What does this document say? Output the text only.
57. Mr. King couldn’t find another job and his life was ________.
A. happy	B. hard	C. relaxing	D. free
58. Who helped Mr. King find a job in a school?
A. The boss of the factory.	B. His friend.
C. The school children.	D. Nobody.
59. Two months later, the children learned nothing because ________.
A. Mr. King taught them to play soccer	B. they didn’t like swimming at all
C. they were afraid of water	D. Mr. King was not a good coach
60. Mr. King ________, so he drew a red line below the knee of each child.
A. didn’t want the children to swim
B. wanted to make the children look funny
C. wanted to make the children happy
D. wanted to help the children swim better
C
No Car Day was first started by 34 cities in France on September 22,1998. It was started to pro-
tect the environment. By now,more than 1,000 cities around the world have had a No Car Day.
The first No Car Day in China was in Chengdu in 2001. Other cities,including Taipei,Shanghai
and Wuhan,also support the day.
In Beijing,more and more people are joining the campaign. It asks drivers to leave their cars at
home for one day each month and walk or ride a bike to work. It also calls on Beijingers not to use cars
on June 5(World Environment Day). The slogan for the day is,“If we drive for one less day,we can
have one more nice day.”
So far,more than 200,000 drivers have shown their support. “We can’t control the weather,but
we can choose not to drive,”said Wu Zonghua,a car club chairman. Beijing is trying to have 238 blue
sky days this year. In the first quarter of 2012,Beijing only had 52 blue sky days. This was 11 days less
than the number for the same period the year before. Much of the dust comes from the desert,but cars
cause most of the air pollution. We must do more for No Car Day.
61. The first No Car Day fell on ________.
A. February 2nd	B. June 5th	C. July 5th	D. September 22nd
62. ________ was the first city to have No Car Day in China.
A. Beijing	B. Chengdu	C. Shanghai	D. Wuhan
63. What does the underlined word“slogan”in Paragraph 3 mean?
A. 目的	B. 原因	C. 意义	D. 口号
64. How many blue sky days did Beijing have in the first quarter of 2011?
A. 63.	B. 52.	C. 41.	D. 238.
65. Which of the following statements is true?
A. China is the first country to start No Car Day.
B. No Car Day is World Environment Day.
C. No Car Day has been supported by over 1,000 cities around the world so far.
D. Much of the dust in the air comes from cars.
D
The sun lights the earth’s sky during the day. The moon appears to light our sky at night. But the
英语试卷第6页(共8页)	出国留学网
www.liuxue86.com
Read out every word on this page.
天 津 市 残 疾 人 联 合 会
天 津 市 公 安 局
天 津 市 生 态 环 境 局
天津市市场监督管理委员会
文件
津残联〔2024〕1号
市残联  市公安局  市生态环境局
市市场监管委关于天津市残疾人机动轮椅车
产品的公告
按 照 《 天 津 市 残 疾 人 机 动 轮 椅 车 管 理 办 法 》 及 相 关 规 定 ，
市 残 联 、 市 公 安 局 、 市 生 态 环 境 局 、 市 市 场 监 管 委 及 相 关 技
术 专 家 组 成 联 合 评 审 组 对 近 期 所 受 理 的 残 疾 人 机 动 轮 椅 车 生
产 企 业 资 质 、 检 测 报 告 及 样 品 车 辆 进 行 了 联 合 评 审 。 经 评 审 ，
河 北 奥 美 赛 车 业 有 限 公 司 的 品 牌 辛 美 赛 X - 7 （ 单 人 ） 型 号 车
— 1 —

====

* Task statement:
Take the entries and copy them out exactly.

* Output:
What does this document say? Output the text only.
57. Mr. King couldn’t find another job and his life was ________.
A. happy	B. hard	C. relaxing	D. free
58. Who helped Mr. King find a job in a school?
A. The boss of the factory.	B. His friend.
C. The school children.	D. Nobody.
59. Two months later, the children learned nothing because ________.
A. Mr. King taught them to play soccer	B. they didn’t like swimming at all
C. they were afraid of water	D. Mr. King was not a good coach
60. Mr. King ________, so he drew a red line below the knee of each child.
A. didn’t want the children to swim
B. wanted to make the children look funny
C. wanted to make the children happy
D. wanted to help the children swim better
C
No Car Day was first started by 34 cities in France on September 22,1998. It was started to pro-
tect the environment. By now,more than 1,000 cities around the world have had a No Car Day.
The first No Car Day in China was in Chengdu in 2001. Other cities,including Taipei,Shanghai
and Wuhan,also support the day.
In Beijing,more and more people are joining the campaign. It asks drivers to leave their cars at
home for one day each month and walk or ride a bike to work. It also calls on Beijingers not to use cars
on June 5(World Environment Day). The slogan for the day is,“If we drive for one less day,we can
have one more nice day.”
So far,more than 200,000 drivers have shown their support. “We can’t control the weather,but
we can choose not to drive,”said Wu Zonghua,a car club chairman. Beijing is trying to have 238 blue
sky days this year. In the first quarter of 2012,Beijing only had 52 blue sky days. This was 11 days less
than the number for the same period the year before. Much of the dust comes from the desert,but cars
cause most of the air pollution. We must do more for No Car Day.
61. The first No Car Day fell on ________.
A. February 2nd	B. June 5th	C. July 5th	D. September 22nd
62. ________ was the first city to have No Car Day in China.
A. Beijing	B. Chengdu	C. Shanghai	D. Wuhan
63. What does the underlined word“slogan”in Paragraph 3 mean?
A. 目的	B. 原因	C. 意义	D. 口号
64. How many blue sky days did Beijing have in the first quarter of 2011?
A. 63.	B. 52.	C. 41.	D. 238.
65. Which of the following statements is true?
A. China is the first country to start No Car Day.
B. No Car Day is World Environment Day.
C. No Car Day has been supported by over 1,000 cities around the world so far.
D. Much of the dust in the air comes from cars.
D
The sun lights the earth’s sky during the day. The moon appears to light our sky at night. But the
英语试卷第6页(共8页)	出国留学网
www.liuxue86.com
Read out every word on this page.
天 津 市 残 疾 人 联 合 会
天 津 市 公 安 局
天 津 市 生 态 环 境 局
天津市市场监督管理委员会
文件
津残联〔2024〕1号
市残联  市公安局  市生态环境局
市市场监管委关于天津市残疾人机动轮椅车
产品的公告
按 照 《 天 津 市 残 疾 人 机 动 轮 椅 车 管 理 办 法 》 及 相 关 规 定 ，
市 残 联 、 市 公 安 局 、 市 生 态 环 境 局 、 市 市 场 监 管 委 及 相 关 技
术 专 家 组 成 联 合 评 审 组 对 近 期 所 受 理 的 残 疾 人 机 动 轮 椅 车 生
产 企 业 资 质 、 检 测 报 告 及 样 品 车 辆 进 行 了 联 合 评 审 。 经 评 审 ，
河 北 奥 美 赛 车 业 有 限 公 司 的 品 牌 辛 美 赛 X - 7 （ 单 人 ） 型 号 车
— 1 —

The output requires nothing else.